• [Abgedruckter Text]:
Das geht runter wie Öl. Die alles andere als grün-verdächtige Konrad-Adenauer-Stiftung hat gut zehn Jahre nach dem Machtwechsel in Baden-Württemberg eine wesentliche Folge jenes neuen Stils unter die Lupe genommen, mit dem Ministerpräsident Winfried Kretschmann den Menschen im Land auf Augenhöhe begegnen will. Untersucht wurde die Wirkung der zufällig zusammengesetzten Gremien, die Gisela Erler, ehemalige Staatsrätin für Zivilgesellschaft und Vorgängerin von Barbara Bosch, zwar nicht erfunden, aber für den Südwesten adaptiert hat. "Das Bahnprojekt Stuttgart 21 hat viele Gemüter erhitzt", schreibt das Autorenteam rund um den Freiburger Politikprofessor Ulrich Eith. Die Bilder vom "schwarzen Donnerstag", dem brutalen Polizeieinsatz vom September 2010 gegen Stuttgart-21-DemonstrantInnen, seien "rund um die Welt gegangen". Seither jedoch sei viel Positives passiert, um BürgerInnen früher in Entscheidungen miteinzubeziehen, stellt die Stiftung fest.
Wenn Barbara Bosch das Land auf einem guten Weg sieht, kann sie sich jedenfalls auf ihre Urteilskraft verlassen. Nur wenige Themen haben ihre 16 Jahre als Oberbürgermeisterin in Reutlingen ähnlich nachhaltig geprägt wie die Frage, wann und wie die Bürgerschaft einbezogen werden soll in für eine Stadt zentrale Entscheidungen. Ins Amt war sie 2003 auch deswegen gekommen, weil ihr Vorgänger, der CDU-OB Stefan Schultes, von Mitwirkung keine oder zumindest die falsche Vorstellung hatte. Das zeigte sich zugespitzt rund um die drei gläsernen Kuben, die das "Kultur- und Kongresszentrum Reutlingen" beherbergen sollten: Widerstand formierte sich, und das vom Gemeinderat noch mit großer Mehrheit beschlossene Projekt scheiterte 2002 im Bürgerentscheid.
Bosch hat Erfahrung mit Bürgerbeteiligung
Ein Jahr danach war OB Schultes Geschichte. Bosch, seine parteilose Nachfolgerin, die auf dem Gymnasium damit liebäugelte, Journalistin zu werden, erinnert sich noch gut an die damalige Entfremdung zwischen Rat und Bürgerschaft. An die Blessuren und die Verunsicherung, ob und wie die Planungen für das Kongresszentrum neu aufgenommen werden sollten. Denn dass Reutlingen einen Neubau brauchte, war schon seit Jahrzehnten unstrittig. Und sie erinnert sich, wieviel Aufwand notwendig wurde, um "Brücken neu zu bauen", vor allem aber, wie wichtig eine rechtzeitige Einbindung der Bevölkerung ist. Laufend und sehr transparent habe sie die ReutlingerInnen informiert, Meinungen angehört und aufgenommen. Der Start der Planungen wurde 2006 abermals zum Entscheid vorgelegt – und mehrheitlich bestätigt. "Statt zwei Drittel Ablehnung zwei Drittel Zustimmung", blickt die Ex-OB mit Stolz und Genugtuung zurück. "Das war eine harte Nuss."

• [Inhalt des Datensatzes]:

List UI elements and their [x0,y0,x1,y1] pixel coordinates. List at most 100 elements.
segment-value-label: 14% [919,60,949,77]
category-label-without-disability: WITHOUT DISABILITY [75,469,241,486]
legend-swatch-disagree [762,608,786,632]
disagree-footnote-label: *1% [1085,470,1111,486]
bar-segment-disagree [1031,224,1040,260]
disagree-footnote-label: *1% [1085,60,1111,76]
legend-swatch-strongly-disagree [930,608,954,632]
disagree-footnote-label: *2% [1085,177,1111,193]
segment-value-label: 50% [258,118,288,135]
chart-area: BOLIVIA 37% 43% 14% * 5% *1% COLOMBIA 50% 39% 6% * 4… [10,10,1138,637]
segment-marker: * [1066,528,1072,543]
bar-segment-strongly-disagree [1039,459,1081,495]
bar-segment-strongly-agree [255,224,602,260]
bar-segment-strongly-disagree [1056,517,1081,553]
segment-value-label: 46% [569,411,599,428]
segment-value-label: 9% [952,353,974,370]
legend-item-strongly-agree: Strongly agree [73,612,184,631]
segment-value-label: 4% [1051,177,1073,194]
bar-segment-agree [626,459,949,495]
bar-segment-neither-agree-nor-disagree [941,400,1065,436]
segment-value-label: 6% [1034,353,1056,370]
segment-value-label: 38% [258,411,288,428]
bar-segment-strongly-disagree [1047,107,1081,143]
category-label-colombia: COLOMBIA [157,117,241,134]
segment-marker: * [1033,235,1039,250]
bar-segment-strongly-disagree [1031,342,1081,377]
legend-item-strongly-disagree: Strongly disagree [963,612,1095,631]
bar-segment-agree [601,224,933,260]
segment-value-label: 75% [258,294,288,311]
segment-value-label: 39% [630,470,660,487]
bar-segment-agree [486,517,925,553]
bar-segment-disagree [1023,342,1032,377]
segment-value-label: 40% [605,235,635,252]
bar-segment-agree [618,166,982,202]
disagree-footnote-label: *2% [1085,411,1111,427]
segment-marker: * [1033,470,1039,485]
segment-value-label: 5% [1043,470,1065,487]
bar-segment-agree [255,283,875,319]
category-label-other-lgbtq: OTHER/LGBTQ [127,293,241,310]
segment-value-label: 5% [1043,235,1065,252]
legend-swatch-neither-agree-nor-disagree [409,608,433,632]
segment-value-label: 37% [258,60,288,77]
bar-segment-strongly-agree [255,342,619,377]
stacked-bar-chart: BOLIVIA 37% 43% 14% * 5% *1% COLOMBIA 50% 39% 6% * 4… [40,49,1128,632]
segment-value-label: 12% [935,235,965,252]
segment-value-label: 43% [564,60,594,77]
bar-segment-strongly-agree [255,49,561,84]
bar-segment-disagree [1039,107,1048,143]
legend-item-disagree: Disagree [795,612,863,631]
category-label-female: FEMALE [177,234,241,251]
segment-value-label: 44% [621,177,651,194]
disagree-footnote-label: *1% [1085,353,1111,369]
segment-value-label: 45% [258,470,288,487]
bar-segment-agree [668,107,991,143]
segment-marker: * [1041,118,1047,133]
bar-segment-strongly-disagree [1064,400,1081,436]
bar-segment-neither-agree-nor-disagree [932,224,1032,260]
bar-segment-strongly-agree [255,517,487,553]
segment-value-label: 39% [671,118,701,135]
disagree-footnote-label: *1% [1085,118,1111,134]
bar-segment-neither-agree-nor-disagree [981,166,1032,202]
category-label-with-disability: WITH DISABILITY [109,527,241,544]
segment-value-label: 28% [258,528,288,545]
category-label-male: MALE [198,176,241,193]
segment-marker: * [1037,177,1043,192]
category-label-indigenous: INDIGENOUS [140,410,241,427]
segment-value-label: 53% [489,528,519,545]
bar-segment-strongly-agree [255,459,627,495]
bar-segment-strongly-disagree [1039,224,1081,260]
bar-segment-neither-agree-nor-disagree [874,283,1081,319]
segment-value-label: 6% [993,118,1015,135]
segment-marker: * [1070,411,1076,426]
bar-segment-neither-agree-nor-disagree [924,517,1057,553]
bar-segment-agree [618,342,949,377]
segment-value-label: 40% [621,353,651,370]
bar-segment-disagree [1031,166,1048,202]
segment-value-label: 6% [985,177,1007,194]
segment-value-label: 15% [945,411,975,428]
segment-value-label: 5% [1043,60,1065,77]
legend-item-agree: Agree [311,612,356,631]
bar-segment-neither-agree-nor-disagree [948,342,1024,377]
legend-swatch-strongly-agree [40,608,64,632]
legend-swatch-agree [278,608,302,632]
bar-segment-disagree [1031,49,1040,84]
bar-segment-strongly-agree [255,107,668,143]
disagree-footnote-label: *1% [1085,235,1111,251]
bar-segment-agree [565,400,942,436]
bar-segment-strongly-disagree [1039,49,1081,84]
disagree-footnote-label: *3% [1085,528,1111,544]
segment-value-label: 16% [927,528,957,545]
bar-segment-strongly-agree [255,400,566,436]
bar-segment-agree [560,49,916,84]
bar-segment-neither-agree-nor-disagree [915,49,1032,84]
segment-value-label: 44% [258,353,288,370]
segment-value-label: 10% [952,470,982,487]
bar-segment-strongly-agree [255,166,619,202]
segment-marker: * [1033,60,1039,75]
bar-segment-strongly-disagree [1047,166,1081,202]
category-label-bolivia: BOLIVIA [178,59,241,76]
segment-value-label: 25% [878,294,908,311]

• [Fragen zum Text]:
1. Erläutern Sie in ein bis drei Sätzen, aus welchem im abgedruckten Text genannten Grund Barbara Bosch 2003 unter anderem Oberbürgermeisterin von Reutlingen wurde.
2. Wie lange war Barbara Bosch laut dem abgedruckten Text Oberbürgermeisterin in Reutlingen?
Die Auflistung hat mit dem abgedruckten Text nichts zu tun.

• [Lösungen im Überblick]:
1. Bosch kam auch deswegen ins Amt, weil ihr Vorgänger, der CDU-Oberbürgermeister Stefan Schultes, von Mitwirkung keine oder zumindest die falsche Vorstellung hatte. Das zeigte sich beim geplanten „Kultur- und Kongresszentrum Reutlingen“. Dieses Projekt hatte der Gemeinderat noch mit großer Mehrheit beschlossen, doch es stieß auf Widerstand und scheiterte 2002 im Bürgerentscheid.

2. 16 Jahre.